Dataset items

━━━━━━━━━━━━━━━━━━━━

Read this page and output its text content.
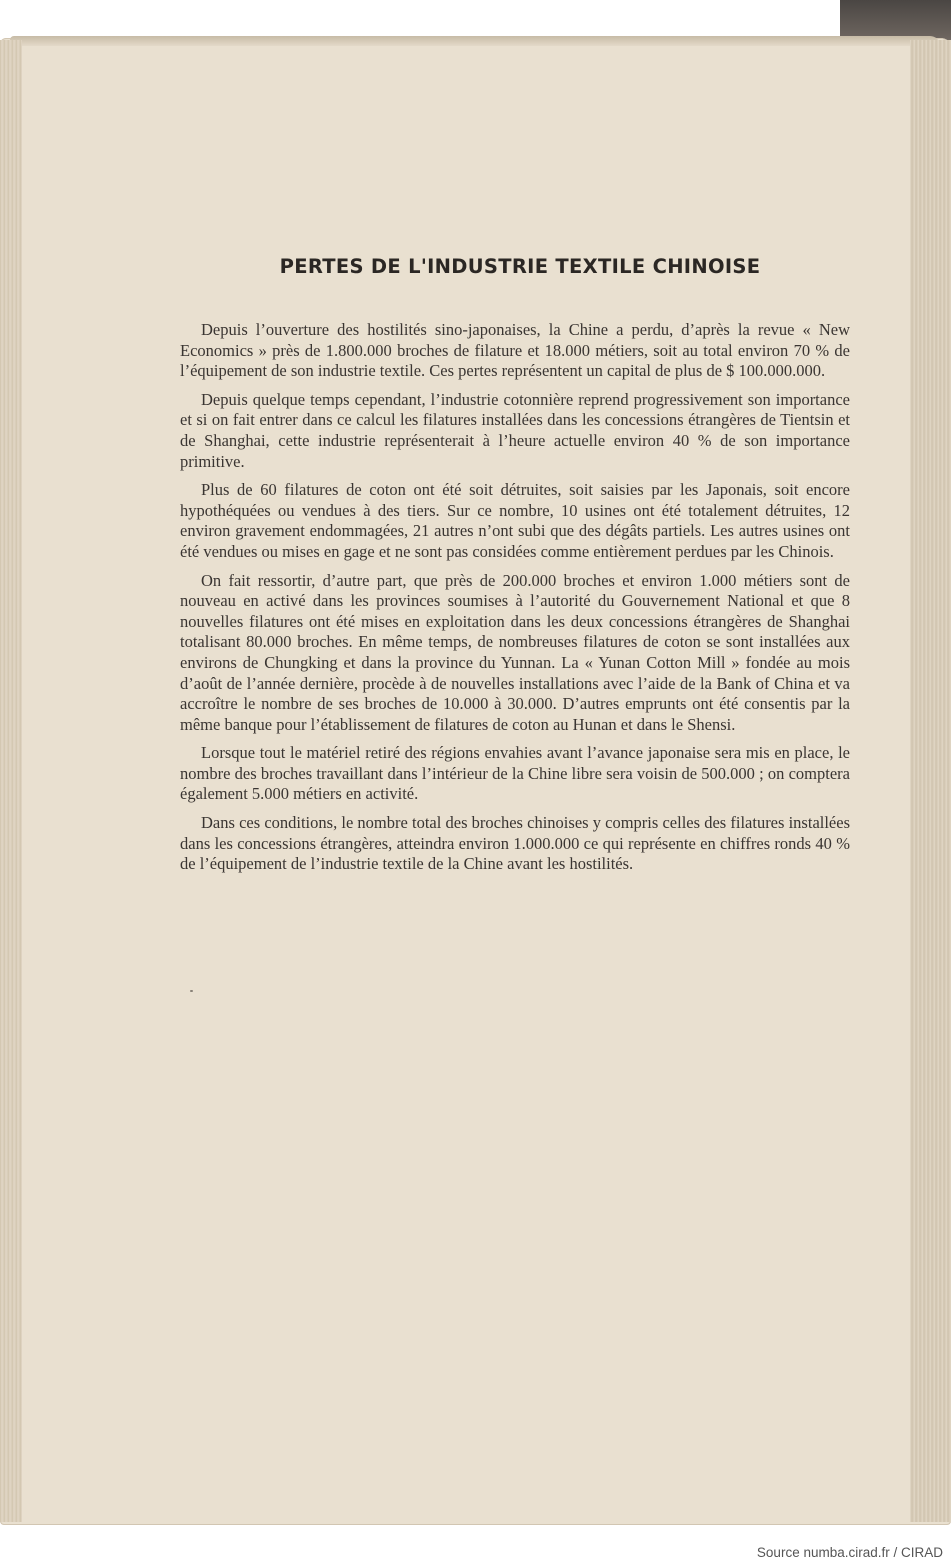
PERTES DE L'INDUSTRIE TEXTILE CHINOISE

Depuis l’ouverture des hostilités sino-japonaises, la Chine a perdu, d’après la revue « New Economics » près de 1.800.000 broches de filature et 18.000 métiers, soit au total environ 70 % de l’équipement de son industrie textile. Ces pertes représentent un capital de plus de $ 100.000.000.

Depuis quelque temps cependant, l’industrie cotonnière reprend progressivement son importance et si on fait entrer dans ce calcul les filatures installées dans les concessions étrangères de Tientsin et de Shanghai, cette industrie représenterait à l’heure actuelle environ 40 % de son importance primitive.

Plus de 60 filatures de coton ont été soit détruites, soit saisies par les Japonais, soit encore hypothéquées ou vendues à des tiers. Sur ce nombre, 10 usines ont été totalement détruites, 12 environ gravement endommagées, 21 autres n’ont subi que des dégâts partiels. Les autres usines ont été vendues ou mises en gage et ne sont pas considées comme entièrement perdues par les Chinois.

On fait ressortir, d’autre part, que près de 200.000 broches et environ 1.000 métiers sont de nouveau en activé dans les provinces soumises à l’autorité du Gouvernement National et que 8 nouvelles filatures ont été mises en exploitation dans les deux concessions étrangères de Shanghai totalisant 80.000 broches. En même temps, de nombreuses filatures de coton se sont installées aux environs de Chungking et dans la province du Yunnan. La « Yunan Cotton Mill » fondée au mois d’août de l’année dernière, procède à de nouvelles installations avec l’aide de la Bank of China et va accroître le nombre de ses broches de 10.000 à 30.000. D’autres emprunts ont été consentis par la même banque pour l’établissement de filatures de coton au Hunan et dans le Shensi.

Lorsque tout le matériel retiré des régions envahies avant l’avance japonaise sera mis en place, le nombre des broches travaillant dans l’intérieur de la Chine libre sera voisin de 500.000 ; on comptera également 5.000 métiers en activité.

Dans ces conditions, le nombre total des broches chinoises y compris celles des filatures installées dans les concessions étrangères, atteindra environ 1.000.000 ce qui représente en chiffres ronds 40 % de l’équipement de l’industrie textile de la Chine avant les hostilités.

Source numba.cirad.fr / CIRAD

━━━━━━━━━━━━━━━━━━━━

* [Task statement]
Copy out the listing exactly as it stands, but not the pictures.

* [Finished answer]
Read this page and output its text content.
PERTES DE L'INDUSTRIE TEXTILE CHINOISE

Depuis l’ouverture des hostilités sino-japonaises, la Chine a perdu, d’après la revue « New Economics » près de 1.800.000 broches de filature et 18.000 métiers, soit au total environ 70 % de l’équipement de son industrie textile. Ces pertes représentent un capital de plus de $ 100.000.000.

Depuis quelque temps cependant, l’industrie cotonnière reprend progressivement son importance et si on fait entrer dans ce calcul les filatures installées dans les concessions étrangères de Tientsin et de Shanghai, cette industrie représenterait à l’heure actuelle environ 40 % de son importance primitive.

Plus de 60 filatures de coton ont été soit détruites, soit saisies par les Japonais, soit encore hypothéquées ou vendues à des tiers. Sur ce nombre, 10 usines ont été totalement détruites, 12 environ gravement endommagées, 21 autres n’ont subi que des dégâts partiels. Les autres usines ont été vendues ou mises en gage et ne sont pas considées comme entièrement perdues par les Chinois.

On fait ressortir, d’autre part, que près de 200.000 broches et environ 1.000 métiers sont de nouveau en activé dans les provinces soumises à l’autorité du Gouvernement National et que 8 nouvelles filatures ont été mises en exploitation dans les deux concessions étrangères de Shanghai totalisant 80.000 broches. En même temps, de nombreuses filatures de coton se sont installées aux environs de Chungking et dans la province du Yunnan. La « Yunan Cotton Mill » fondée au mois d’août de l’année dernière, procède à de nouvelles installations avec l’aide de la Bank of China et va accroître le nombre de ses broches de 10.000 à 30.000. D’autres emprunts ont été consentis par la même banque pour l’établissement de filatures de coton au Hunan et dans le Shensi.

Lorsque tout le matériel retiré des régions envahies avant l’avance japonaise sera mis en place, le nombre des broches travaillant dans l’intérieur de la Chine libre sera voisin de 500.000 ; on comptera également 5.000 métiers en activité.

Dans ces conditions, le nombre total des broches chinoises y compris celles des filatures installées dans les concessions étrangères, atteindra environ 1.000.000 ce qui représente en chiffres ronds 40 % de l’équipement de l’industrie textile de la Chine avant les hostilités.

Source numba.cirad.fr / CIRAD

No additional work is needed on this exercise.